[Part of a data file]
###
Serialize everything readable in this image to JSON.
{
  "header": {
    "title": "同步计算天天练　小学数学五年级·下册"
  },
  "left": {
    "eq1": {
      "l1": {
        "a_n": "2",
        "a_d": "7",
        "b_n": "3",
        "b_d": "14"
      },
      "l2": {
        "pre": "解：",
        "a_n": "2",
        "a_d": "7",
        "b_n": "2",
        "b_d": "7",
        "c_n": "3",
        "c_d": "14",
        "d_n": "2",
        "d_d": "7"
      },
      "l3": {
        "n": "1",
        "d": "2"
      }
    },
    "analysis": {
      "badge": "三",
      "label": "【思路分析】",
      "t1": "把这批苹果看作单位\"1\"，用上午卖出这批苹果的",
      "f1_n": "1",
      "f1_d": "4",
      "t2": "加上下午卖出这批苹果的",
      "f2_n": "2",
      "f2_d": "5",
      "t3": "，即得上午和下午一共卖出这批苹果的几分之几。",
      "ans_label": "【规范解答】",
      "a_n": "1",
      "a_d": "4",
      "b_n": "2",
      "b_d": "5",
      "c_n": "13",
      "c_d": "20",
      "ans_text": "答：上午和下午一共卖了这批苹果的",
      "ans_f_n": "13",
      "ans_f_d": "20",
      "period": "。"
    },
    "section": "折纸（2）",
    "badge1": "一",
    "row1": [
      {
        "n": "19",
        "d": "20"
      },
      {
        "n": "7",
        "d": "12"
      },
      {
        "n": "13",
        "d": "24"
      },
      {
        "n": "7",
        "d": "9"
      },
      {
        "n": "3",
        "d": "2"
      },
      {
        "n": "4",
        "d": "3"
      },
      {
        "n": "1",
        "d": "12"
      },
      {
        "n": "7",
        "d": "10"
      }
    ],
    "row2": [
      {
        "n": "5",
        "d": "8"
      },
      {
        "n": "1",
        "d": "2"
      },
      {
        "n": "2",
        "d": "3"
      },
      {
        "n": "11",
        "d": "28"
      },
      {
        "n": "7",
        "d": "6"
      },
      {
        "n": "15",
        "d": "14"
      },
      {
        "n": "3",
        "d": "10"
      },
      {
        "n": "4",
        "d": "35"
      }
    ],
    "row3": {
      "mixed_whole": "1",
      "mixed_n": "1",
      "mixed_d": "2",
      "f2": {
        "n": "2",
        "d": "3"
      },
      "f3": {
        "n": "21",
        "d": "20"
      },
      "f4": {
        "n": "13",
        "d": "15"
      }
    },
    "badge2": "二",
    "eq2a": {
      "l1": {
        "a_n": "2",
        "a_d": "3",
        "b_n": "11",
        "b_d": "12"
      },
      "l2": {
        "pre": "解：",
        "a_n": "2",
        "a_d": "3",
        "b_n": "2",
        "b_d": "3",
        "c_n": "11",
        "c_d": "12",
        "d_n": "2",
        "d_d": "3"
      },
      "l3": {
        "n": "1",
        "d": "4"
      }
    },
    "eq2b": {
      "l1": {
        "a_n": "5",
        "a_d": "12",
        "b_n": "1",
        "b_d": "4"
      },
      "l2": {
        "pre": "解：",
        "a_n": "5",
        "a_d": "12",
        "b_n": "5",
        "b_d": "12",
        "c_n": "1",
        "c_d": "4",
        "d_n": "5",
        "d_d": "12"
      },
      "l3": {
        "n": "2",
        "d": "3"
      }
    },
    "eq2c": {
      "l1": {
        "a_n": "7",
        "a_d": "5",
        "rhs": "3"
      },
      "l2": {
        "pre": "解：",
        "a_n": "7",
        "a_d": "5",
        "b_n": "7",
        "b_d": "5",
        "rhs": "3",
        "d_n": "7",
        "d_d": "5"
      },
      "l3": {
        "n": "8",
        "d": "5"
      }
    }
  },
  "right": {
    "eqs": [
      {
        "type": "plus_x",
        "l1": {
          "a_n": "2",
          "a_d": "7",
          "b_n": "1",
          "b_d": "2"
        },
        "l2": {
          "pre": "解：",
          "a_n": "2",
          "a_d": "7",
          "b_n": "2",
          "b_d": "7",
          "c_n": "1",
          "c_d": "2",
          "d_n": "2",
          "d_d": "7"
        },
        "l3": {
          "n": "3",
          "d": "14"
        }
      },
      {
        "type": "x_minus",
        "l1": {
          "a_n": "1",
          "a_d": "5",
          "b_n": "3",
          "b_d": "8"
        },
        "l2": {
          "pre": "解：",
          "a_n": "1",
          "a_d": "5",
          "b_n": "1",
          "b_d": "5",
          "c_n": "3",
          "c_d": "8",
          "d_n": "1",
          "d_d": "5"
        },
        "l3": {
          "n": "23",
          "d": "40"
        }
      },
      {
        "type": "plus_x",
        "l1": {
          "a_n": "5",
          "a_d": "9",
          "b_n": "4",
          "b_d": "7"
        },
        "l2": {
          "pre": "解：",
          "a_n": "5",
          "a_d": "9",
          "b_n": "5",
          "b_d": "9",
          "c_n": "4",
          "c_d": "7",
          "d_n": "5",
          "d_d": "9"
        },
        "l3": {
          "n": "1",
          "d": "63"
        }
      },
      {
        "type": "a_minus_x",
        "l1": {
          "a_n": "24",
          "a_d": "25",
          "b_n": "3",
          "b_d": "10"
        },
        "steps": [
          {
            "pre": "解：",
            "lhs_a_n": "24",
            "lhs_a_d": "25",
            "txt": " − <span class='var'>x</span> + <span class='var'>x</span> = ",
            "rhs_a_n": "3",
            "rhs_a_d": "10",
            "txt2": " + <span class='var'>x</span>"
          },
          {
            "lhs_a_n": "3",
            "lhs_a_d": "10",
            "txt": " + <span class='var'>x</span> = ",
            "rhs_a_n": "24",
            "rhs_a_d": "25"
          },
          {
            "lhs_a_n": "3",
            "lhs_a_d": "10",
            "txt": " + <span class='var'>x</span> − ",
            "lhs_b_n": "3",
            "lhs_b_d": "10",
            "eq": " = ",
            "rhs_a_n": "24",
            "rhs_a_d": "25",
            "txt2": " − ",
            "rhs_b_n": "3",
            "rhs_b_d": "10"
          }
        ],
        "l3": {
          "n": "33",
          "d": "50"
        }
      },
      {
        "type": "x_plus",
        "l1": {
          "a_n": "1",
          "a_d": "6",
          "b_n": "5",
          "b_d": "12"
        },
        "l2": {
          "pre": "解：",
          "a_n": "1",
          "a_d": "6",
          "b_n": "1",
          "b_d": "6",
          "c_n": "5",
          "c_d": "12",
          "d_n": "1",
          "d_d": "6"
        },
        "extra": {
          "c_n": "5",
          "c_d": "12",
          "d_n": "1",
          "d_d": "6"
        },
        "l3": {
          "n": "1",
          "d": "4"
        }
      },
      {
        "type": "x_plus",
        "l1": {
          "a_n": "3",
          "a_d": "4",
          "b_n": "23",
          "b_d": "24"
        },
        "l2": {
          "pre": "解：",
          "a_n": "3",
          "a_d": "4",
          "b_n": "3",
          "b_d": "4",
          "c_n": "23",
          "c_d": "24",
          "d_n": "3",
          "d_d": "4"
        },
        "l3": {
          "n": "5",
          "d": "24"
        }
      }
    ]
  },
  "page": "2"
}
###
TO DO: Output an exact copy of each record.

FINAL RESULT:
Serialize everything readable in this image to JSON.
{
  "header": {
    "title": "同步计算天天练　小学数学五年级·下册"
  },
  "left": {
    "eq1": {
      "l1": {
        "a_n": "2",
        "a_d": "7",
        "b_n": "3",
        "b_d": "14"
      },
      "l2": {
        "pre": "解：",
        "a_n": "2",
        "a_d": "7",
        "b_n": "2",
        "b_d": "7",
        "c_n": "3",
        "c_d": "14",
        "d_n": "2",
        "d_d": "7"
      },
      "l3": {
        "n": "1",
        "d": "2"
      }
    },
    "analysis": {
      "badge": "三",
      "label": "【思路分析】",
      "t1": "把这批苹果看作单位\"1\"，用上午卖出这批苹果的",
      "f1_n": "1",
      "f1_d": "4",
      "t2": "加上下午卖出这批苹果的",
      "f2_n": "2",
      "f2_d": "5",
      "t3": "，即得上午和下午一共卖出这批苹果的几分之几。",
      "ans_label": "【规范解答】",
      "a_n": "1",
      "a_d": "4",
      "b_n": "2",
      "b_d": "5",
      "c_n": "13",
      "c_d": "20",
      "ans_text": "答：上午和下午一共卖了这批苹果的",
      "ans_f_n": "13",
      "ans_f_d": "20",
      "period": "。"
    },
    "section": "折纸（2）",
    "badge1": "一",
    "row1": [
      {
        "n": "19",
        "d": "20"
      },
      {
        "n": "7",
        "d": "12"
      },
      {
        "n": "13",
        "d": "24"
      },
      {
        "n": "7",
        "d": "9"
      },
      {
        "n": "3",
        "d": "2"
      },
      {
        "n": "4",
        "d": "3"
      },
      {
        "n": "1",
        "d": "12"
      },
      {
        "n": "7",
        "d": "10"
      }
    ],
    "row2": [
      {
        "n": "5",
        "d": "8"
      },
      {
        "n": "1",
        "d": "2"
      },
      {
        "n": "2",
        "d": "3"
      },
      {
        "n": "11",
        "d": "28"
      },
      {
        "n": "7",
        "d": "6"
      },
      {
        "n": "15",
        "d": "14"
      },
      {
        "n": "3",
        "d": "10"
      },
      {
        "n": "4",
        "d": "35"
      }
    ],
    "row3": {
      "mixed_whole": "1",
      "mixed_n": "1",
      "mixed_d": "2",
      "f2": {
        "n": "2",
        "d": "3"
      },
      "f3": {
        "n": "21",
        "d": "20"
      },
      "f4": {
        "n": "13",
        "d": "15"
      }
    },
    "badge2": "二",
    "eq2a": {
      "l1": {
        "a_n": "2",
        "a_d": "3",
        "b_n": "11",
        "b_d": "12"
      },
      "l2": {
        "pre": "解：",
        "a_n": "2",
        "a_d": "3",
        "b_n": "2",
        "b_d": "3",
        "c_n": "11",
        "c_d": "12",
        "d_n": "2",
        "d_d": "3"
      },
      "l3": {
        "n": "1",
        "d": "4"
      }
    },
    "eq2b": {
      "l1": {
        "a_n": "5",
        "a_d": "12",
        "b_n": "1",
        "b_d": "4"
      },
      "l2": {
        "pre": "解：",
        "a_n": "5",
        "a_d": "12",
        "b_n": "5",
        "b_d": "12",
        "c_n": "1",
        "c_d": "4",
        "d_n": "5",
        "d_d": "12"
      },
      "l3": {
        "n": "2",
        "d": "3"
      }
    },
    "eq2c": {
      "l1": {
        "a_n": "7",
        "a_d": "5",
        "rhs": "3"
      },
      "l2": {
        "pre": "解：",
        "a_n": "7",
        "a_d": "5",
        "b_n": "7",
        "b_d": "5",
        "rhs": "3",
        "d_n": "7",
        "d_d": "5"
      },
      "l3": {
        "n": "8",
        "d": "5"
      }
    }
  },
  "right": {
    "eqs": [
      {
        "type": "plus_x",
        "l1": {
          "a_n": "2",
          "a_d": "7",
          "b_n": "1",
          "b_d": "2"
        },
        "l2": {
          "pre": "解：",
          "a_n": "2",
          "a_d": "7",
          "b_n": "2",
          "b_d": "7",
          "c_n": "1",
          "c_d": "2",
          "d_n": "2",
          "d_d": "7"
        },
        "l3": {
          "n": "3",
          "d": "14"
        }
      },
      {
        "type": "x_minus",
        "l1": {
          "a_n": "1",
          "a_d": "5",
          "b_n": "3",
          "b_d": "8"
        },
        "l2": {
          "pre": "解：",
          "a_n": "1",
          "a_d": "5",
          "b_n": "1",
          "b_d": "5",
          "c_n": "3",
          "c_d": "8",
          "d_n": "1",
          "d_d": "5"
        },
        "l3": {
          "n": "23",
          "d": "40"
        }
      },
      {
        "type": "plus_x",
        "l1": {
          "a_n": "5",
          "a_d": "9",
          "b_n": "4",
          "b_d": "7"
        },
        "l2": {
          "pre": "解：",
          "a_n": "5",
          "a_d": "9",
          "b_n": "5",
          "b_d": "9",
          "c_n": "4",
          "c_d": "7",
          "d_n": "5",
          "d_d": "9"
        },
        "l3": {
          "n": "1",
          "d": "63"
        }
      },
      {
        "type": "a_minus_x",
        "l1": {
          "a_n": "24",
          "a_d": "25",
          "b_n": "3",
          "b_d": "10"
        },
        "steps": [
          {
            "pre": "解：",
            "lhs_a_n": "24",
            "lhs_a_d": "25",
            "txt": " − <span class='var'>x</span> + <span class='var'>x</span> = ",
            "rhs_a_n": "3",
            "rhs_a_d": "10",
            "txt2": " + <span class='var'>x</span>"
          },
          {
            "lhs_a_n": "3",
            "lhs_a_d": "10",
            "txt": " + <span class='var'>x</span> = ",
            "rhs_a_n": "24",
            "rhs_a_d": "25"
          },
          {
            "lhs_a_n": "3",
            "lhs_a_d": "10",
            "txt": " + <span class='var'>x</span> − ",
            "lhs_b_n": "3",
            "lhs_b_d": "10",
            "eq": " = ",
            "rhs_a_n": "24",
            "rhs_a_d": "25",
            "txt2": " − ",
            "rhs_b_n": "3",
            "rhs_b_d": "10"
          }
        ],
        "l3": {
          "n": "33",
          "d": "50"
        }
      },
      {
        "type": "x_plus",
        "l1": {
          "a_n": "1",
          "a_d": "6",
          "b_n": "5",
          "b_d": "12"
        },
        "l2": {
          "pre": "解：",
          "a_n": "1",
          "a_d": "6",
          "b_n": "1",
          "b_d": "6",
          "c_n": "5",
          "c_d": "12",
          "d_n": "1",
          "d_d": "6"
        },
        "extra": {
          "c_n": "5",
          "c_d": "12",
          "d_n": "1",
          "d_d": "6"
        },
        "l3": {
          "n": "1",
          "d": "4"
        }
      },
      {
        "type": "x_plus",
        "l1": {
          "a_n": "3",
          "a_d": "4",
          "b_n": "23",
          "b_d": "24"
        },
        "l2": {
          "pre": "解：",
          "a_n": "3",
          "a_d": "4",
          "b_n": "3",
          "b_d": "4",
          "c_n": "23",
          "c_d": "24",
          "d_n": "3",
          "d_d": "4"
        },
        "l3": {
          "n": "5",
          "d": "24"
        }
      }
    ]
  },
  "page": "2"
}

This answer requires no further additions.